## TASK INSTRUCTIONS
Quote the whole listing verbatim.
☆ ☆ ☆
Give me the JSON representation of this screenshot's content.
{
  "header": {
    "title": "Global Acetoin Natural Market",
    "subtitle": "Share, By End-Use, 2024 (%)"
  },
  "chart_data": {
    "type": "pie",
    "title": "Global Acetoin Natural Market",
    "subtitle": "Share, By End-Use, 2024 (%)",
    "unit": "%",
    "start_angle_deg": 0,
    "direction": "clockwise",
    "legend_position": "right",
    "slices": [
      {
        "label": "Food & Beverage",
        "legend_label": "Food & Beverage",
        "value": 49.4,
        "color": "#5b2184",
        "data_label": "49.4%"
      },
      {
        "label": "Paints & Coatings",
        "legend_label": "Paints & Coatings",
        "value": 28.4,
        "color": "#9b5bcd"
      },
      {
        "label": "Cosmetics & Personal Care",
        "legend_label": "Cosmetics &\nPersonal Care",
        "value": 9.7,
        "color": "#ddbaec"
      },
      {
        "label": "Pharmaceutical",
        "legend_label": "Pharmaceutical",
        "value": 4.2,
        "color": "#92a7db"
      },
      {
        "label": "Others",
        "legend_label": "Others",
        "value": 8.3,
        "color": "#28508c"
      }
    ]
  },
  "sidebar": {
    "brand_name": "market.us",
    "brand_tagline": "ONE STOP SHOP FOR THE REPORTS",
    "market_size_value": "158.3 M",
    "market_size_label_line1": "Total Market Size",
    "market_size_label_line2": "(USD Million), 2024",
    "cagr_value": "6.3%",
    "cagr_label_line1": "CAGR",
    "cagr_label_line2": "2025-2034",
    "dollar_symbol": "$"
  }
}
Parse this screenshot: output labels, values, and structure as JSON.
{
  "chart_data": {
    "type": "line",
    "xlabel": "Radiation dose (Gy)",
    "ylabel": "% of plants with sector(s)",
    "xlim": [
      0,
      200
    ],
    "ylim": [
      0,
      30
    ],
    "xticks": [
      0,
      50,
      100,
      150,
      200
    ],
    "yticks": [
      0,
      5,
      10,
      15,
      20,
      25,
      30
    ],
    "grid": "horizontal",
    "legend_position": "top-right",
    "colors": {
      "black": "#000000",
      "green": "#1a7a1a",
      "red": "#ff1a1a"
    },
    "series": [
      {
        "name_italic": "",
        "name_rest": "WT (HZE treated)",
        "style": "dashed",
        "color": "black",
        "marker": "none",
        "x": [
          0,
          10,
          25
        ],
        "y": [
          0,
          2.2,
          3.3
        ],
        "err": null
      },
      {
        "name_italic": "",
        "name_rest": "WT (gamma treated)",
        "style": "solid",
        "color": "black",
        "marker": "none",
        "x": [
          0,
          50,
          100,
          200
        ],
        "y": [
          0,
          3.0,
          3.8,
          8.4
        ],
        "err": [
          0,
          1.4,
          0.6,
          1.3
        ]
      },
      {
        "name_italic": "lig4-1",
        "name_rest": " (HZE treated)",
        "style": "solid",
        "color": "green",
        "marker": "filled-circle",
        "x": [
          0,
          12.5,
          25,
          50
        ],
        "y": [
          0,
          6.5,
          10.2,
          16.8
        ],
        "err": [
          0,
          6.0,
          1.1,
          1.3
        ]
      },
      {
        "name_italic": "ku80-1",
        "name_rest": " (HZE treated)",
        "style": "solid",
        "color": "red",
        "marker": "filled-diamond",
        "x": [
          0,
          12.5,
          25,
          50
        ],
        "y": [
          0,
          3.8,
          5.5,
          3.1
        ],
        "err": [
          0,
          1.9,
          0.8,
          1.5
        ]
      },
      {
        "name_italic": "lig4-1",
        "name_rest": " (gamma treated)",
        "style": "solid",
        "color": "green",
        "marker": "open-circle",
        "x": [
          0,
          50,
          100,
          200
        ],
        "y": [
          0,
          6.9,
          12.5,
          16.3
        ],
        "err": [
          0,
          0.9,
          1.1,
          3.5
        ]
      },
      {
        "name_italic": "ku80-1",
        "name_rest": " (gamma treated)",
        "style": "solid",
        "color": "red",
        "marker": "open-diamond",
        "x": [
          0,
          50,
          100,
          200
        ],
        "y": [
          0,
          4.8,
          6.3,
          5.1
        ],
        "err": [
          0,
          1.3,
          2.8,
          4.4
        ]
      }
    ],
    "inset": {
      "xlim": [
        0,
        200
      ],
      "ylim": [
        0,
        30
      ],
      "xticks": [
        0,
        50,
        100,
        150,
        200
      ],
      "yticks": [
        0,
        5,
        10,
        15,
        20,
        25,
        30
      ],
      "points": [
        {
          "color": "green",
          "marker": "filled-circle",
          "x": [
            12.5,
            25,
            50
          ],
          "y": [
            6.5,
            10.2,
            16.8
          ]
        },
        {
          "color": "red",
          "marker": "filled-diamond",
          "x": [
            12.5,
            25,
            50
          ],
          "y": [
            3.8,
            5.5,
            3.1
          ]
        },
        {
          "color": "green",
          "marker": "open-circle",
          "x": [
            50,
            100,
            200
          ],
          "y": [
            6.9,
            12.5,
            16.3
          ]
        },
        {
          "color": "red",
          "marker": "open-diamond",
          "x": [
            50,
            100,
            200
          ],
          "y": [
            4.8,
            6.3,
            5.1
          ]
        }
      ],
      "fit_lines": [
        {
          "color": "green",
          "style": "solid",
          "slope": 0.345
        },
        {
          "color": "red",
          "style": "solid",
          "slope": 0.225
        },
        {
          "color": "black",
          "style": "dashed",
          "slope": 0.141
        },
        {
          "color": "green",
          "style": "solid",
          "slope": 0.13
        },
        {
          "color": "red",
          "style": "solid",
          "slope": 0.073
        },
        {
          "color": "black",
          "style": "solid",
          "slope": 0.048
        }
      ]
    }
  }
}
☆ ☆ ☆
## EXERCISE RESPONSE
Give me the JSON representation of this screenshot's content.
{
  "header": {
    "title": "Global Acetoin Natural Market",
    "subtitle": "Share, By End-Use, 2024 (%)"
  },
  "chart_data": {
    "type": "pie",
    "title": "Global Acetoin Natural Market",
    "subtitle": "Share, By End-Use, 2024 (%)",
    "unit": "%",
    "start_angle_deg": 0,
    "direction": "clockwise",
    "legend_position": "right",
    "slices": [
      {
        "label": "Food & Beverage",
        "legend_label": "Food & Beverage",
        "value": 49.4,
        "color": "#5b2184",
        "data_label": "49.4%"
      },
      {
        "label": "Paints & Coatings",
        "legend_label": "Paints & Coatings",
        "value": 28.4,
        "color": "#9b5bcd"
      },
      {
        "label": "Cosmetics & Personal Care",
        "legend_label": "Cosmetics &\nPersonal Care",
        "value": 9.7,
        "color": "#ddbaec"
      },
      {
        "label": "Pharmaceutical",
        "legend_label": "Pharmaceutical",
        "value": 4.2,
        "color": "#92a7db"
      },
      {
        "label": "Others",
        "legend_label": "Others",
        "value": 8.3,
        "color": "#28508c"
      }
    ]
  },
  "sidebar": {
    "brand_name": "market.us",
    "brand_tagline": "ONE STOP SHOP FOR THE REPORTS",
    "market_size_value": "158.3 M",
    "market_size_label_line1": "Total Market Size",
    "market_size_label_line2": "(USD Million), 2024",
    "cagr_value": "6.3%",
    "cagr_label_line1": "CAGR",
    "cagr_label_line2": "2025-2034",
    "dollar_symbol": "$"
  }
}
Parse this screenshot: output labels, values, and structure as JSON.
{
  "chart_data": {
    "type": "line",
    "xlabel": "Radiation dose (Gy)",
    "ylabel": "% of plants with sector(s)",
    "xlim": [
      0,
      200
    ],
    "ylim": [
      0,
      30
    ],
    "xticks": [
      0,
      50,
      100,
      150,
      200
    ],
    "yticks": [
      0,
      5,
      10,
      15,
      20,
      25,
      30
    ],
    "grid": "horizontal",
    "legend_position": "top-right",
    "colors": {
      "black": "#000000",
      "green": "#1a7a1a",
      "red": "#ff1a1a"
    },
    "series": [
      {
        "name_italic": "",
        "name_rest": "WT (HZE treated)",
        "style": "dashed",
        "color": "black",
        "marker": "none",
        "x": [
          0,
          10,
          25
        ],
        "y": [
          0,
          2.2,
          3.3
        ],
        "err": null
      },
      {
        "name_italic": "",
        "name_rest": "WT (gamma treated)",
        "style": "solid",
        "color": "black",
        "marker": "none",
        "x": [
          0,
          50,
          100,
          200
        ],
        "y": [
          0,
          3.0,
          3.8,
          8.4
        ],
        "err": [
          0,
          1.4,
          0.6,
          1.3
        ]
      },
      {
        "name_italic": "lig4-1",
        "name_rest": " (HZE treated)",
        "style": "solid",
        "color": "green",
        "marker": "filled-circle",
        "x": [
          0,
          12.5,
          25,
          50
        ],
        "y": [
          0,
          6.5,
          10.2,
          16.8
        ],
        "err": [
          0,
          6.0,
          1.1,
          1.3
        ]
      },
      {
        "name_italic": "ku80-1",
        "name_rest": " (HZE treated)",
        "style": "solid",
        "color": "red",
        "marker": "filled-diamond",
        "x": [
          0,
          12.5,
          25,
          50
        ],
        "y": [
          0,
          3.8,
          5.5,
          3.1
        ],
        "err": [
          0,
          1.9,
          0.8,
          1.5
        ]
      },
      {
        "name_italic": "lig4-1",
        "name_rest": " (gamma treated)",
        "style": "solid",
        "color": "green",
        "marker": "open-circle",
        "x": [
          0,
          50,
          100,
          200
        ],
        "y": [
          0,
          6.9,
          12.5,
          16.3
        ],
        "err": [
          0,
          0.9,
          1.1,
          3.5
        ]
      },
      {
        "name_italic": "ku80-1",
        "name_rest": " (gamma treated)",
        "style": "solid",
        "color": "red",
        "marker": "open-diamond",
        "x": [
          0,
          50,
          100,
          200
        ],
        "y": [
          0,
          4.8,
          6.3,
          5.1
        ],
        "err": [
          0,
          1.3,
          2.8,
          4.4
        ]
      }
    ],
    "inset": {
      "xlim": [
        0,
        200
      ],
      "ylim": [
        0,
        30
      ],
      "xticks": [
        0,
        50,
        100,
        150,
        200
      ],
      "yticks": [
        0,
        5,
        10,
        15,
        20,
        25,
        30
      ],
      "points": [
        {
          "color": "green",
          "marker": "filled-circle",
          "x": [
            12.5,
            25,
            50
          ],
          "y": [
            6.5,
            10.2,
            16.8
          ]
        },
        {
          "color": "red",
          "marker": "filled-diamond",
          "x": [
            12.5,
            25,
            50
          ],
          "y": [
            3.8,
            5.5,
            3.1
          ]
        },
        {
          "color": "green",
          "marker": "open-circle",
          "x": [
            50,
            100,
            200
          ],
          "y": [
            6.9,
            12.5,
            16.3
          ]
        },
        {
          "color": "red",
          "marker": "open-diamond",
          "x": [
            50,
            100,
            200
          ],
          "y": [
            4.8,
            6.3,
            5.1
          ]
        }
      ],
      "fit_lines": [
        {
          "color": "green",
          "style": "solid",
          "slope": 0.345
        },
        {
          "color": "red",
          "style": "solid",
          "slope": 0.225
        },
        {
          "color": "black",
          "style": "dashed",
          "slope": 0.141
        },
        {
          "color": "green",
          "style": "solid",
          "slope": 0.13
        },
        {
          "color": "red",
          "style": "solid",
          "slope": 0.073
        },
        {
          "color": "black",
          "style": "solid",
          "slope": 0.048
        }
      ]
    }
  }
}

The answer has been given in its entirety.